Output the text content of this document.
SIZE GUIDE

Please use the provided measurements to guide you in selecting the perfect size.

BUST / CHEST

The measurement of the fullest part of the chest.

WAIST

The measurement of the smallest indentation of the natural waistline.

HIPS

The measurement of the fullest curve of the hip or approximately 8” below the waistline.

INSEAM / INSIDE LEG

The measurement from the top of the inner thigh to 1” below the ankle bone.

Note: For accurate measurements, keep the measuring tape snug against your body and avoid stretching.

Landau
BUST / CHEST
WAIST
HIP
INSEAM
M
=-=-=-=-=
» **Exercise directions**
Transcribe all of the entries without altering anything.

» **Solution below**
Output the text content of this document.
SIZE GUIDE

Please use the provided measurements to guide you in selecting the perfect size.

BUST / CHEST

The measurement of the fullest part of the chest.

WAIST

The measurement of the smallest indentation of the natural waistline.

HIPS

The measurement of the fullest curve of the hip or approximately 8” below the waistline.

INSEAM / INSIDE LEG

The measurement from the top of the inner thigh to 1” below the ankle bone.

Note: For accurate measurements, keep the measuring tape snug against your body and avoid stretching.

Landau
BUST / CHEST
WAIST
HIP
INSEAM
M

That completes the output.